■ **The task**:
Repeat each record below exactly as given.
>> start
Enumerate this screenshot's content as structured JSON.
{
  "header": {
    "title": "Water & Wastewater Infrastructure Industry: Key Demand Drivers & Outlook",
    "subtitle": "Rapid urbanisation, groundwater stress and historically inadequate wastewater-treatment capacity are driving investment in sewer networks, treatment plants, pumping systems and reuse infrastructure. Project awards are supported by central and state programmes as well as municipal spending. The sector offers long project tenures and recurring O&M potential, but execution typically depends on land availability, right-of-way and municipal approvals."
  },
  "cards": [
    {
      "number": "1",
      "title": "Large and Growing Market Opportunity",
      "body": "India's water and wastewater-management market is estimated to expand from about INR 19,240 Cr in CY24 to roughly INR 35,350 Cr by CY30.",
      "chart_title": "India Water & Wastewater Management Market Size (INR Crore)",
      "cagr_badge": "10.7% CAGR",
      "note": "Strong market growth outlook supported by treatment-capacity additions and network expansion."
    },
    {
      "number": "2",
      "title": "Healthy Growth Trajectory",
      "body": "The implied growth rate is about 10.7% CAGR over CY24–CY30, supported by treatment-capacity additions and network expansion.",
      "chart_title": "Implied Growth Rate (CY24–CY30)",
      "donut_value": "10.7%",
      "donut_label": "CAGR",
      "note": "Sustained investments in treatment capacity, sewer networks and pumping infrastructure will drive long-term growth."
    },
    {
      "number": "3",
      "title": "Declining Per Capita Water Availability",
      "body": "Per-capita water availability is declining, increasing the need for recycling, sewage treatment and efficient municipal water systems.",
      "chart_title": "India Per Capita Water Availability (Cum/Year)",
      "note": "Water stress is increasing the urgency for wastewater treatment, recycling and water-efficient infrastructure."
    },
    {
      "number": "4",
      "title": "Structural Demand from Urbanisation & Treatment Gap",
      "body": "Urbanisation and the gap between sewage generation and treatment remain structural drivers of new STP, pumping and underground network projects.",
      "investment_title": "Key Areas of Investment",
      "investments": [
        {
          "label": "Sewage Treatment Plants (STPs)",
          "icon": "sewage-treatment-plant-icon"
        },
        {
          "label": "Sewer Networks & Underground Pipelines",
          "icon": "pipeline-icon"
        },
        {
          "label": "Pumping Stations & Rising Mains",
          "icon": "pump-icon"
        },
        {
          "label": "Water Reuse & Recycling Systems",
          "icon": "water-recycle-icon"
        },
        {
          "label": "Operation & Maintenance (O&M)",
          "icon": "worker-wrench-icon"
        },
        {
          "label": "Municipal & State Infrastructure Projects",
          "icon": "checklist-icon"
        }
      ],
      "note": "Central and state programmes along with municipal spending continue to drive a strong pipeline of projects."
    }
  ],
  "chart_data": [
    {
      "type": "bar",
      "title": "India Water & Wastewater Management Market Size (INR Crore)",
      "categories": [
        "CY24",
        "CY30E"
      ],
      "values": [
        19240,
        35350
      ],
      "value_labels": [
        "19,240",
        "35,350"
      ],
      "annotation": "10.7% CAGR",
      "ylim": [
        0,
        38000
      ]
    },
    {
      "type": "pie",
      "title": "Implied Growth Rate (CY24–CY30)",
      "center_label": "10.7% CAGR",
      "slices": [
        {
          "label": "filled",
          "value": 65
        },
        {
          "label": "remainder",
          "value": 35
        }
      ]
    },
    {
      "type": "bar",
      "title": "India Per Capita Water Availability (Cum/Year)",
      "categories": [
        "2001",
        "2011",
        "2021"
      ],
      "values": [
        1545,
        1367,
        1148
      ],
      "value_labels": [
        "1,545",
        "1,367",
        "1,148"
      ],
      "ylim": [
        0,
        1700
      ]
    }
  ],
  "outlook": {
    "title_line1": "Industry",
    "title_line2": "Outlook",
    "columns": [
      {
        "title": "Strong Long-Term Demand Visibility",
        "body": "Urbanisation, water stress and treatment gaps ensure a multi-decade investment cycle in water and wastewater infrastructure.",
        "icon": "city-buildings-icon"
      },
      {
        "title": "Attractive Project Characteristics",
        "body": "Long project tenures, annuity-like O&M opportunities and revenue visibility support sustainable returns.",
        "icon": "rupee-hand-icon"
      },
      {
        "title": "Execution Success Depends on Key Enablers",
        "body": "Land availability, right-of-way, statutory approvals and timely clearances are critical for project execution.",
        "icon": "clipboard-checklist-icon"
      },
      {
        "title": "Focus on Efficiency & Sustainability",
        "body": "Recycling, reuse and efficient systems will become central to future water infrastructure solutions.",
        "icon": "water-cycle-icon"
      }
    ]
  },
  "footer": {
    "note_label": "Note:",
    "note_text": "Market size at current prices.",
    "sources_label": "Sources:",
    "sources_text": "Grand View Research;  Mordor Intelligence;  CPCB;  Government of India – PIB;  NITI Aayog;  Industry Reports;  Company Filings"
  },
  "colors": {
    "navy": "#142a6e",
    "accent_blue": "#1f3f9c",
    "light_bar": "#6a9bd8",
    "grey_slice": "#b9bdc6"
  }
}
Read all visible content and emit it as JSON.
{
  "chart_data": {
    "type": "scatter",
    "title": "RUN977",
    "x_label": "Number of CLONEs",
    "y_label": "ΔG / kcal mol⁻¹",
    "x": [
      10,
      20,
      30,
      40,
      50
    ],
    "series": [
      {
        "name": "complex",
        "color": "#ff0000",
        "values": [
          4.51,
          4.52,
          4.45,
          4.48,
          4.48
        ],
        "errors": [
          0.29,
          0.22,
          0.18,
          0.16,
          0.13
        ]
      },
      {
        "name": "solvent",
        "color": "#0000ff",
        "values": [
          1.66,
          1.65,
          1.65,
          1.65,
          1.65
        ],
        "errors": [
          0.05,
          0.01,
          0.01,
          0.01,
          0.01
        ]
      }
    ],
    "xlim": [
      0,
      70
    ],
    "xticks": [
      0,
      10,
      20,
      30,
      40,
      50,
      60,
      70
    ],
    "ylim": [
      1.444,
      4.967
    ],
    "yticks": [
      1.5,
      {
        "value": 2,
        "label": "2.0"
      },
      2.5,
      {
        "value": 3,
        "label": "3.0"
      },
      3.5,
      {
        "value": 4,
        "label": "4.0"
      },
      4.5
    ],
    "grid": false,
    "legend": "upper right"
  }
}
>> end
■ **Finished exercise**:
Enumerate this screenshot's content as structured JSON.
{
  "header": {
    "title": "Water & Wastewater Infrastructure Industry: Key Demand Drivers & Outlook",
    "subtitle": "Rapid urbanisation, groundwater stress and historically inadequate wastewater-treatment capacity are driving investment in sewer networks, treatment plants, pumping systems and reuse infrastructure. Project awards are supported by central and state programmes as well as municipal spending. The sector offers long project tenures and recurring O&M potential, but execution typically depends on land availability, right-of-way and municipal approvals."
  },
  "cards": [
    {
      "number": "1",
      "title": "Large and Growing Market Opportunity",
      "body": "India's water and wastewater-management market is estimated to expand from about INR 19,240 Cr in CY24 to roughly INR 35,350 Cr by CY30.",
      "chart_title": "India Water & Wastewater Management Market Size (INR Crore)",
      "cagr_badge": "10.7% CAGR",
      "note": "Strong market growth outlook supported by treatment-capacity additions and network expansion."
    },
    {
      "number": "2",
      "title": "Healthy Growth Trajectory",
      "body": "The implied growth rate is about 10.7% CAGR over CY24–CY30, supported by treatment-capacity additions and network expansion.",
      "chart_title": "Implied Growth Rate (CY24–CY30)",
      "donut_value": "10.7%",
      "donut_label": "CAGR",
      "note": "Sustained investments in treatment capacity, sewer networks and pumping infrastructure will drive long-term growth."
    },
    {
      "number": "3",
      "title": "Declining Per Capita Water Availability",
      "body": "Per-capita water availability is declining, increasing the need for recycling, sewage treatment and efficient municipal water systems.",
      "chart_title": "India Per Capita Water Availability (Cum/Year)",
      "note": "Water stress is increasing the urgency for wastewater treatment, recycling and water-efficient infrastructure."
    },
    {
      "number": "4",
      "title": "Structural Demand from Urbanisation & Treatment Gap",
      "body": "Urbanisation and the gap between sewage generation and treatment remain structural drivers of new STP, pumping and underground network projects.",
      "investment_title": "Key Areas of Investment",
      "investments": [
        {
          "label": "Sewage Treatment Plants (STPs)",
          "icon": "sewage-treatment-plant-icon"
        },
        {
          "label": "Sewer Networks & Underground Pipelines",
          "icon": "pipeline-icon"
        },
        {
          "label": "Pumping Stations & Rising Mains",
          "icon": "pump-icon"
        },
        {
          "label": "Water Reuse & Recycling Systems",
          "icon": "water-recycle-icon"
        },
        {
          "label": "Operation & Maintenance (O&M)",
          "icon": "worker-wrench-icon"
        },
        {
          "label": "Municipal & State Infrastructure Projects",
          "icon": "checklist-icon"
        }
      ],
      "note": "Central and state programmes along with municipal spending continue to drive a strong pipeline of projects."
    }
  ],
  "chart_data": [
    {
      "type": "bar",
      "title": "India Water & Wastewater Management Market Size (INR Crore)",
      "categories": [
        "CY24",
        "CY30E"
      ],
      "values": [
        19240,
        35350
      ],
      "value_labels": [
        "19,240",
        "35,350"
      ],
      "annotation": "10.7% CAGR",
      "ylim": [
        0,
        38000
      ]
    },
    {
      "type": "pie",
      "title": "Implied Growth Rate (CY24–CY30)",
      "center_label": "10.7% CAGR",
      "slices": [
        {
          "label": "filled",
          "value": 65
        },
        {
          "label": "remainder",
          "value": 35
        }
      ]
    },
    {
      "type": "bar",
      "title": "India Per Capita Water Availability (Cum/Year)",
      "categories": [
        "2001",
        "2011",
        "2021"
      ],
      "values": [
        1545,
        1367,
        1148
      ],
      "value_labels": [
        "1,545",
        "1,367",
        "1,148"
      ],
      "ylim": [
        0,
        1700
      ]
    }
  ],
  "outlook": {
    "title_line1": "Industry",
    "title_line2": "Outlook",
    "columns": [
      {
        "title": "Strong Long-Term Demand Visibility",
        "body": "Urbanisation, water stress and treatment gaps ensure a multi-decade investment cycle in water and wastewater infrastructure.",
        "icon": "city-buildings-icon"
      },
      {
        "title": "Attractive Project Characteristics",
        "body": "Long project tenures, annuity-like O&M opportunities and revenue visibility support sustainable returns.",
        "icon": "rupee-hand-icon"
      },
      {
        "title": "Execution Success Depends on Key Enablers",
        "body": "Land availability, right-of-way, statutory approvals and timely clearances are critical for project execution.",
        "icon": "clipboard-checklist-icon"
      },
      {
        "title": "Focus on Efficiency & Sustainability",
        "body": "Recycling, reuse and efficient systems will become central to future water infrastructure solutions.",
        "icon": "water-cycle-icon"
      }
    ]
  },
  "footer": {
    "note_label": "Note:",
    "note_text": "Market size at current prices.",
    "sources_label": "Sources:",
    "sources_text": "Grand View Research;  Mordor Intelligence;  CPCB;  Government of India – PIB;  NITI Aayog;  Industry Reports;  Company Filings"
  },
  "colors": {
    "navy": "#142a6e",
    "accent_blue": "#1f3f9c",
    "light_bar": "#6a9bd8",
    "grey_slice": "#b9bdc6"
  }
}
Read all visible content and emit it as JSON.
{
  "chart_data": {
    "type": "scatter",
    "title": "RUN977",
    "x_label": "Number of CLONEs",
    "y_label": "ΔG / kcal mol⁻¹",
    "x": [
      10,
      20,
      30,
      40,
      50
    ],
    "series": [
      {
        "name": "complex",
        "color": "#ff0000",
        "values": [
          4.51,
          4.52,
          4.45,
          4.48,
          4.48
        ],
        "errors": [
          0.29,
          0.22,
          0.18,
          0.16,
          0.13
        ]
      },
      {
        "name": "solvent",
        "color": "#0000ff",
        "values": [
          1.66,
          1.65,
          1.65,
          1.65,
          1.65
        ],
        "errors": [
          0.05,
          0.01,
          0.01,
          0.01,
          0.01
        ]
      }
    ],
    "xlim": [
      0,
      70
    ],
    "xticks": [
      0,
      10,
      20,
      30,
      40,
      50,
      60,
      70
    ],
    "ylim": [
      1.444,
      4.967
    ],
    "yticks": [
      1.5,
      {
        "value": 2,
        "label": "2.0"
      },
      2.5,
      {
        "value": 3,
        "label": "3.0"
      },
      3.5,
      {
        "value": 4,
        "label": "4.0"
      },
      4.5
    ],
    "grid": false,
    "legend": "upper right"
  }
}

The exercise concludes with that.